====== RAW DATA ======

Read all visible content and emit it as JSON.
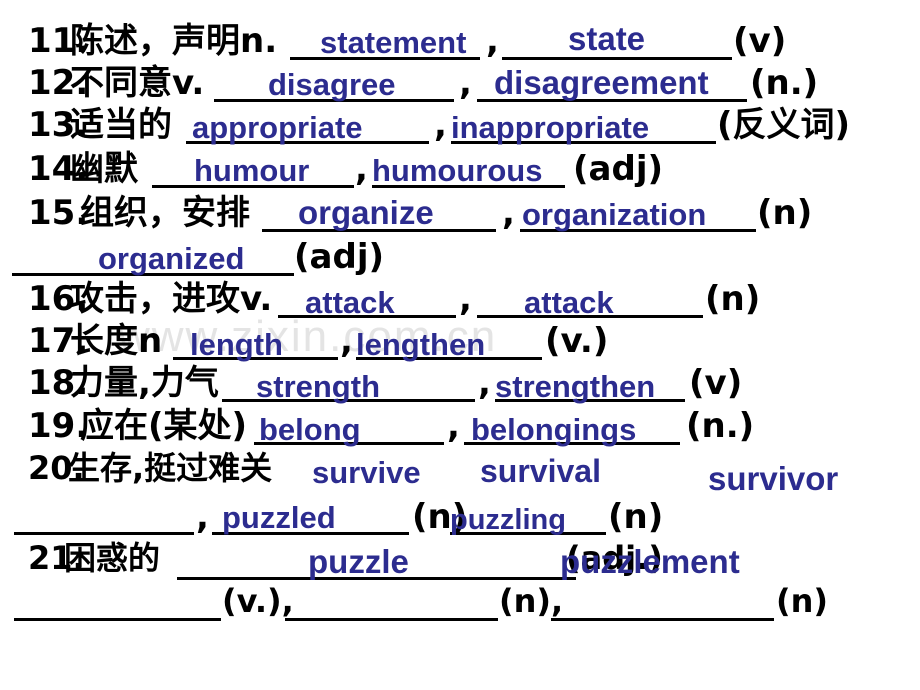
{
  "slide": {
    "background_color": "#ffffff",
    "answer_color": "#2c2c8f",
    "text_color": "#000000",
    "watermark": "www.zixin.com.cn",
    "watermark_color": "#e4e4e4"
  },
  "entries": [
    {
      "number": "11.",
      "prompt": "陈述，声明n.",
      "answers": [
        "statement",
        "state"
      ],
      "tags": [
        "(v)"
      ],
      "separator": ","
    },
    {
      "number": "12.",
      "prompt": "不同意v.",
      "answers": [
        "disagree",
        "disagreement"
      ],
      "tags": [
        "(n.)"
      ],
      "separator": ","
    },
    {
      "number": "13.",
      "prompt": "适当的",
      "answers": [
        "appropriate",
        "inappropriate"
      ],
      "tags": [
        "(反义词)"
      ],
      "separator": ","
    },
    {
      "number": "14.",
      "prompt": "幽默",
      "answers": [
        "humour",
        "humourous"
      ],
      "tags": [
        "(adj)"
      ],
      "separator": ","
    },
    {
      "number": "15.",
      "prompt": "组织，安排",
      "answers": [
        "organize",
        "organization",
        "organized"
      ],
      "tags": [
        "(n)",
        "(adj)"
      ],
      "separator": ","
    },
    {
      "number": "16.",
      "prompt": "攻击，进攻v.",
      "answers": [
        "attack",
        "attack"
      ],
      "tags": [
        "(n)"
      ],
      "separator": ","
    },
    {
      "number": "17.",
      "prompt": "长度n",
      "answers": [
        "length",
        "lengthen"
      ],
      "tags": [
        "(v.)"
      ],
      "separator": ","
    },
    {
      "number": "18.",
      "prompt": "力量,力气",
      "answers": [
        "strength",
        "strengthen"
      ],
      "tags": [
        "(v)"
      ],
      "separator": ","
    },
    {
      "number": "19.",
      "prompt": "应在(某处)",
      "answers": [
        "belong",
        "belongings"
      ],
      "tags": [
        "(n.)"
      ],
      "separator": ","
    },
    {
      "number": "20.",
      "prompt": "生存,挺过难关",
      "answers": [
        "survive",
        "survival",
        "survivor",
        "puzzled",
        "puzzling"
      ],
      "tags": [
        "(n)",
        "(n)"
      ],
      "separator": ","
    },
    {
      "number": "21.",
      "prompt": "困惑的",
      "answers": [
        "puzzle",
        "puzzlement"
      ],
      "tags": [
        "(adj.)",
        "(v.),",
        "(n),",
        "(n)"
      ],
      "separator": ","
    }
  ],
  "line11": {
    "num": "11.",
    "prompt": "陈述，声明n.",
    "a1": "statement",
    "comma": ",",
    "a2": "state",
    "tag": "(v)"
  },
  "line12": {
    "num": "12.",
    "prompt": "不同意v.",
    "a1": "disagree",
    "comma": ",",
    "a2": "disagreement",
    "tag": "(n.)"
  },
  "line13": {
    "num": "13.",
    "prompt": "适当的",
    "a1": "appropriate",
    "comma": ",",
    "a2": "inappropriate",
    "tag": "(反义词)"
  },
  "line14": {
    "num": "14.",
    "prompt": "幽默",
    "a1": "humour",
    "comma": ",",
    "a2": "humourous",
    "tag": "(adj)"
  },
  "line15": {
    "num": "15.",
    "prompt": "组织，安排",
    "a1": "organize",
    "comma": ",",
    "a2": "organization",
    "tag1": "(n)",
    "a3": "organized",
    "tag2": "(adj)"
  },
  "line16": {
    "num": "16.",
    "prompt": "攻击，进攻v.",
    "a1": "attack",
    "comma": ",",
    "a2": "attack",
    "tag": "(n)"
  },
  "line17": {
    "num": "17.",
    "prompt": "长度n",
    "a1": "length",
    "comma": ",",
    "a2": "lengthen",
    "tag": "(v.)"
  },
  "line18": {
    "num": "18.",
    "prompt": "力量,力气",
    "a1": "strength",
    "comma": ",",
    "a2": "strengthen",
    "tag": "(v)"
  },
  "line19": {
    "num": "19.",
    "prompt": "应在(某处)",
    "a1": "belong",
    "comma": ",",
    "a2": "belongings",
    "tag": "(n.)"
  },
  "line20": {
    "num": "20.",
    "prompt": "生存,挺过难关",
    "a1": "survive",
    "a2": "survival",
    "a3": "survivor",
    "comma": ",",
    "a4": "puzzled",
    "tag1": "(n)",
    "a5": "puzzling",
    "tag2": "(n)"
  },
  "line21": {
    "num": "21.",
    "prompt": "困惑的",
    "a1": "puzzle",
    "a2": "puzzlement",
    "tag1": "(adj.)",
    "tag2": "(v.),",
    "tag3": "(n),",
    "tag4": "(n)"
  }
}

======

Restate the entire listing word for word, excluding pictures.

• **TASK SOLUTION**
Read all visible content and emit it as JSON.
{
  "slide": {
    "background_color": "#ffffff",
    "answer_color": "#2c2c8f",
    "text_color": "#000000",
    "watermark": "www.zixin.com.cn",
    "watermark_color": "#e4e4e4"
  },
  "entries": [
    {
      "number": "11.",
      "prompt": "陈述，声明n.",
      "answers": [
        "statement",
        "state"
      ],
      "tags": [
        "(v)"
      ],
      "separator": ","
    },
    {
      "number": "12.",
      "prompt": "不同意v.",
      "answers": [
        "disagree",
        "disagreement"
      ],
      "tags": [
        "(n.)"
      ],
      "separator": ","
    },
    {
      "number": "13.",
      "prompt": "适当的",
      "answers": [
        "appropriate",
        "inappropriate"
      ],
      "tags": [
        "(反义词)"
      ],
      "separator": ","
    },
    {
      "number": "14.",
      "prompt": "幽默",
      "answers": [
        "humour",
        "humourous"
      ],
      "tags": [
        "(adj)"
      ],
      "separator": ","
    },
    {
      "number": "15.",
      "prompt": "组织，安排",
      "answers": [
        "organize",
        "organization",
        "organized"
      ],
      "tags": [
        "(n)",
        "(adj)"
      ],
      "separator": ","
    },
    {
      "number": "16.",
      "prompt": "攻击，进攻v.",
      "answers": [
        "attack",
        "attack"
      ],
      "tags": [
        "(n)"
      ],
      "separator": ","
    },
    {
      "number": "17.",
      "prompt": "长度n",
      "answers": [
        "length",
        "lengthen"
      ],
      "tags": [
        "(v.)"
      ],
      "separator": ","
    },
    {
      "number": "18.",
      "prompt": "力量,力气",
      "answers": [
        "strength",
        "strengthen"
      ],
      "tags": [
        "(v)"
      ],
      "separator": ","
    },
    {
      "number": "19.",
      "prompt": "应在(某处)",
      "answers": [
        "belong",
        "belongings"
      ],
      "tags": [
        "(n.)"
      ],
      "separator": ","
    },
    {
      "number": "20.",
      "prompt": "生存,挺过难关",
      "answers": [
        "survive",
        "survival",
        "survivor",
        "puzzled",
        "puzzling"
      ],
      "tags": [
        "(n)",
        "(n)"
      ],
      "separator": ","
    },
    {
      "number": "21.",
      "prompt": "困惑的",
      "answers": [
        "puzzle",
        "puzzlement"
      ],
      "tags": [
        "(adj.)",
        "(v.),",
        "(n),",
        "(n)"
      ],
      "separator": ","
    }
  ],
  "line11": {
    "num": "11.",
    "prompt": "陈述，声明n.",
    "a1": "statement",
    "comma": ",",
    "a2": "state",
    "tag": "(v)"
  },
  "line12": {
    "num": "12.",
    "prompt": "不同意v.",
    "a1": "disagree",
    "comma": ",",
    "a2": "disagreement",
    "tag": "(n.)"
  },
  "line13": {
    "num": "13.",
    "prompt": "适当的",
    "a1": "appropriate",
    "comma": ",",
    "a2": "inappropriate",
    "tag": "(反义词)"
  },
  "line14": {
    "num": "14.",
    "prompt": "幽默",
    "a1": "humour",
    "comma": ",",
    "a2": "humourous",
    "tag": "(adj)"
  },
  "line15": {
    "num": "15.",
    "prompt": "组织，安排",
    "a1": "organize",
    "comma": ",",
    "a2": "organization",
    "tag1": "(n)",
    "a3": "organized",
    "tag2": "(adj)"
  },
  "line16": {
    "num": "16.",
    "prompt": "攻击，进攻v.",
    "a1": "attack",
    "comma": ",",
    "a2": "attack",
    "tag": "(n)"
  },
  "line17": {
    "num": "17.",
    "prompt": "长度n",
    "a1": "length",
    "comma": ",",
    "a2": "lengthen",
    "tag": "(v.)"
  },
  "line18": {
    "num": "18.",
    "prompt": "力量,力气",
    "a1": "strength",
    "comma": ",",
    "a2": "strengthen",
    "tag": "(v)"
  },
  "line19": {
    "num": "19.",
    "prompt": "应在(某处)",
    "a1": "belong",
    "comma": ",",
    "a2": "belongings",
    "tag": "(n.)"
  },
  "line20": {
    "num": "20.",
    "prompt": "生存,挺过难关",
    "a1": "survive",
    "a2": "survival",
    "a3": "survivor",
    "comma": ",",
    "a4": "puzzled",
    "tag1": "(n)",
    "a5": "puzzling",
    "tag2": "(n)"
  },
  "line21": {
    "num": "21.",
    "prompt": "困惑的",
    "a1": "puzzle",
    "a2": "puzzlement",
    "tag1": "(adj.)",
    "tag2": "(v.),",
    "tag3": "(n),",
    "tag4": "(n)"
  }
}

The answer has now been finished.